WHAT THIS TASK INVOLVES >> Copy the records below exactly as they are written.
━━━ LISTED RECORDS
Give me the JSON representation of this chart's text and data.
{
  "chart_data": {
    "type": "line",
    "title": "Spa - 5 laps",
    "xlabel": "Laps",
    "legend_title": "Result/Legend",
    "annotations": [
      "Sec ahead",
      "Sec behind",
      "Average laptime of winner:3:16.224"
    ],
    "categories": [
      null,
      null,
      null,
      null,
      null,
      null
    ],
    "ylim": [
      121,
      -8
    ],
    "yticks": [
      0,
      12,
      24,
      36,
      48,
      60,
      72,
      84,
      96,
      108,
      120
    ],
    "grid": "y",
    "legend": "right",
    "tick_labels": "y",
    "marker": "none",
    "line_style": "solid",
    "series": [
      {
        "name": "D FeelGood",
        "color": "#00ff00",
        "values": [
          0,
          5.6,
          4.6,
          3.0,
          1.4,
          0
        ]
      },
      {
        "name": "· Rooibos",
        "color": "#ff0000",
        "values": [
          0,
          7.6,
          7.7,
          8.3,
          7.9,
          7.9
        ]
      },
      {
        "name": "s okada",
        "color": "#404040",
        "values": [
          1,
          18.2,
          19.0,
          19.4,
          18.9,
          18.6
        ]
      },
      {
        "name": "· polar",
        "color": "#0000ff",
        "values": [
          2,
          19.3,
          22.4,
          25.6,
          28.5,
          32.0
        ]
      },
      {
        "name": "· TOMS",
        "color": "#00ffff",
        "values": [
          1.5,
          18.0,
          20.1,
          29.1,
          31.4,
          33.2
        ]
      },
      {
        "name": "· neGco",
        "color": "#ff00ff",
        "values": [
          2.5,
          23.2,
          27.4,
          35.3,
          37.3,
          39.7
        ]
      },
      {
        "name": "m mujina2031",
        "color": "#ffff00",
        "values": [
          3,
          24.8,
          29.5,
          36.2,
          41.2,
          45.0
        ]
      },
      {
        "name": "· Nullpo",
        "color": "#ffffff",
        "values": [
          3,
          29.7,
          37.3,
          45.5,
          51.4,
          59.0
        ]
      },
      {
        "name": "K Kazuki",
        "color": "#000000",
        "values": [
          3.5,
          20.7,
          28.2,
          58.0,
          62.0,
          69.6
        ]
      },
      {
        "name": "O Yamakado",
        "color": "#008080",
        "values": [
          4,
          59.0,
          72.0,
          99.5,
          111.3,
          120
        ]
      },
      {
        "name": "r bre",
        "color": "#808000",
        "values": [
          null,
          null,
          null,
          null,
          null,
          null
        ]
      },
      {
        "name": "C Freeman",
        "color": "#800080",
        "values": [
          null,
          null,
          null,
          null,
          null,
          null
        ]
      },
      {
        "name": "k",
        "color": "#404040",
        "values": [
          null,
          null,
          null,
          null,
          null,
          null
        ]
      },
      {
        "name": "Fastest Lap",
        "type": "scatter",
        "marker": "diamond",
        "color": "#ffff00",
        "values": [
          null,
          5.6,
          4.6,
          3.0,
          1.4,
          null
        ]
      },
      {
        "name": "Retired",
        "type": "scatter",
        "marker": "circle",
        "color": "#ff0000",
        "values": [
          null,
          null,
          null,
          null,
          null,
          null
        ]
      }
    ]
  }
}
━━━━━━
EXERCISE ANSWER >>
Give me the JSON representation of this chart's text and data.
{
  "chart_data": {
    "type": "line",
    "title": "Spa - 5 laps",
    "xlabel": "Laps",
    "legend_title": "Result/Legend",
    "annotations": [
      "Sec ahead",
      "Sec behind",
      "Average laptime of winner:3:16.224"
    ],
    "categories": [
      null,
      null,
      null,
      null,
      null,
      null
    ],
    "ylim": [
      121,
      -8
    ],
    "yticks": [
      0,
      12,
      24,
      36,
      48,
      60,
      72,
      84,
      96,
      108,
      120
    ],
    "grid": "y",
    "legend": "right",
    "tick_labels": "y",
    "marker": "none",
    "line_style": "solid",
    "series": [
      {
        "name": "D FeelGood",
        "color": "#00ff00",
        "values": [
          0,
          5.6,
          4.6,
          3.0,
          1.4,
          0
        ]
      },
      {
        "name": "· Rooibos",
        "color": "#ff0000",
        "values": [
          0,
          7.6,
          7.7,
          8.3,
          7.9,
          7.9
        ]
      },
      {
        "name": "s okada",
        "color": "#404040",
        "values": [
          1,
          18.2,
          19.0,
          19.4,
          18.9,
          18.6
        ]
      },
      {
        "name": "· polar",
        "color": "#0000ff",
        "values": [
          2,
          19.3,
          22.4,
          25.6,
          28.5,
          32.0
        ]
      },
      {
        "name": "· TOMS",
        "color": "#00ffff",
        "values": [
          1.5,
          18.0,
          20.1,
          29.1,
          31.4,
          33.2
        ]
      },
      {
        "name": "· neGco",
        "color": "#ff00ff",
        "values": [
          2.5,
          23.2,
          27.4,
          35.3,
          37.3,
          39.7
        ]
      },
      {
        "name": "m mujina2031",
        "color": "#ffff00",
        "values": [
          3,
          24.8,
          29.5,
          36.2,
          41.2,
          45.0
        ]
      },
      {
        "name": "· Nullpo",
        "color": "#ffffff",
        "values": [
          3,
          29.7,
          37.3,
          45.5,
          51.4,
          59.0
        ]
      },
      {
        "name": "K Kazuki",
        "color": "#000000",
        "values": [
          3.5,
          20.7,
          28.2,
          58.0,
          62.0,
          69.6
        ]
      },
      {
        "name": "O Yamakado",
        "color": "#008080",
        "values": [
          4,
          59.0,
          72.0,
          99.5,
          111.3,
          120
        ]
      },
      {
        "name": "r bre",
        "color": "#808000",
        "values": [
          null,
          null,
          null,
          null,
          null,
          null
        ]
      },
      {
        "name": "C Freeman",
        "color": "#800080",
        "values": [
          null,
          null,
          null,
          null,
          null,
          null
        ]
      },
      {
        "name": "k",
        "color": "#404040",
        "values": [
          null,
          null,
          null,
          null,
          null,
          null
        ]
      },
      {
        "name": "Fastest Lap",
        "type": "scatter",
        "marker": "diamond",
        "color": "#ffff00",
        "values": [
          null,
          5.6,
          4.6,
          3.0,
          1.4,
          null
        ]
      },
      {
        "name": "Retired",
        "type": "scatter",
        "marker": "circle",
        "color": "#ff0000",
        "values": [
          null,
          null,
          null,
          null,
          null,
          null
        ]
      }
    ]
  }
}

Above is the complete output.